* [Problem description]:
Transcribe all of the records precisely as they are presented.

* [Given records]:
□ □ □

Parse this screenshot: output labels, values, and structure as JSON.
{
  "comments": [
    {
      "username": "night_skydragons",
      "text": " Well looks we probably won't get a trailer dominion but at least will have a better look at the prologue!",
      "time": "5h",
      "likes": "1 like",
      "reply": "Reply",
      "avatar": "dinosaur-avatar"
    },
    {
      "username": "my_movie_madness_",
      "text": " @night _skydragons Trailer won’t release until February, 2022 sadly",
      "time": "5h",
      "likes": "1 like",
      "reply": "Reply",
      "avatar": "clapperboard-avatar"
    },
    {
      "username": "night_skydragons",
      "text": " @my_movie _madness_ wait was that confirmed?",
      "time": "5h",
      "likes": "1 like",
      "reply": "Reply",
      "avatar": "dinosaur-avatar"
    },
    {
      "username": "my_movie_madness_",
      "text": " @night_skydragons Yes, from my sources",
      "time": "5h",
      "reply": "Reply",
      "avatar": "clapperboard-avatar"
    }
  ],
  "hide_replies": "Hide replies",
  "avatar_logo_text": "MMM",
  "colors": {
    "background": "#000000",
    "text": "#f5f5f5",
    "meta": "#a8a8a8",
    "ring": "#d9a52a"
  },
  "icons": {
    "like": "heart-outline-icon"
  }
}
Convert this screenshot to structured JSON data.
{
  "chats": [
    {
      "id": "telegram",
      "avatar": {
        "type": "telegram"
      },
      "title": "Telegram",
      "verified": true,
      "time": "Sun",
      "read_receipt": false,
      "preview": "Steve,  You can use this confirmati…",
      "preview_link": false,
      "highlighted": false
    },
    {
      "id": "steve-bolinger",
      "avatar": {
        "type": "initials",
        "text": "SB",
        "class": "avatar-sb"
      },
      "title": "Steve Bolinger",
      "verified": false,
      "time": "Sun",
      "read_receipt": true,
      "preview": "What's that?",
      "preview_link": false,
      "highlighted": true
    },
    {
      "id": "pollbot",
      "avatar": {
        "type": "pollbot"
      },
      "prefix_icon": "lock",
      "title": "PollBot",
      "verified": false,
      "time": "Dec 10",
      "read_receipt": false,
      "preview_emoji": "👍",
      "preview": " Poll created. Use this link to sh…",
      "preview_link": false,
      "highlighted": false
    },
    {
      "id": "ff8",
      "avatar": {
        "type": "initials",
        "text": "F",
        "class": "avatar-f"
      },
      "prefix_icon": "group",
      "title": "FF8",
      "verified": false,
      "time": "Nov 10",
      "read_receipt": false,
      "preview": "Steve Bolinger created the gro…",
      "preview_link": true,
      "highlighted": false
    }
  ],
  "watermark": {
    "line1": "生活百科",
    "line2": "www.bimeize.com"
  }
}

□ □ □

* [Output of the task]:
Parse this screenshot: output labels, values, and structure as JSON.
{
  "comments": [
    {
      "username": "night_skydragons",
      "text": " Well looks we probably won't get a trailer dominion but at least will have a better look at the prologue!",
      "time": "5h",
      "likes": "1 like",
      "reply": "Reply",
      "avatar": "dinosaur-avatar"
    },
    {
      "username": "my_movie_madness_",
      "text": " @night _skydragons Trailer won’t release until February, 2022 sadly",
      "time": "5h",
      "likes": "1 like",
      "reply": "Reply",
      "avatar": "clapperboard-avatar"
    },
    {
      "username": "night_skydragons",
      "text": " @my_movie _madness_ wait was that confirmed?",
      "time": "5h",
      "likes": "1 like",
      "reply": "Reply",
      "avatar": "dinosaur-avatar"
    },
    {
      "username": "my_movie_madness_",
      "text": " @night_skydragons Yes, from my sources",
      "time": "5h",
      "reply": "Reply",
      "avatar": "clapperboard-avatar"
    }
  ],
  "hide_replies": "Hide replies",
  "avatar_logo_text": "MMM",
  "colors": {
    "background": "#000000",
    "text": "#f5f5f5",
    "meta": "#a8a8a8",
    "ring": "#d9a52a"
  },
  "icons": {
    "like": "heart-outline-icon"
  }
}
Convert this screenshot to structured JSON data.
{
  "chats": [
    {
      "id": "telegram",
      "avatar": {
        "type": "telegram"
      },
      "title": "Telegram",
      "verified": true,
      "time": "Sun",
      "read_receipt": false,
      "preview": "Steve,  You can use this confirmati…",
      "preview_link": false,
      "highlighted": false
    },
    {
      "id": "steve-bolinger",
      "avatar": {
        "type": "initials",
        "text": "SB",
        "class": "avatar-sb"
      },
      "title": "Steve Bolinger",
      "verified": false,
      "time": "Sun",
      "read_receipt": true,
      "preview": "What's that?",
      "preview_link": false,
      "highlighted": true
    },
    {
      "id": "pollbot",
      "avatar": {
        "type": "pollbot"
      },
      "prefix_icon": "lock",
      "title": "PollBot",
      "verified": false,
      "time": "Dec 10",
      "read_receipt": false,
      "preview_emoji": "👍",
      "preview": " Poll created. Use this link to sh…",
      "preview_link": false,
      "highlighted": false
    },
    {
      "id": "ff8",
      "avatar": {
        "type": "initials",
        "text": "F",
        "class": "avatar-f"
      },
      "prefix_icon": "group",
      "title": "FF8",
      "verified": false,
      "time": "Nov 10",
      "read_receipt": false,
      "preview": "Steve Bolinger created the gro…",
      "preview_link": true,
      "highlighted": false
    }
  ],
  "watermark": {
    "line1": "生活百科",
    "line2": "www.bimeize.com"
  }
}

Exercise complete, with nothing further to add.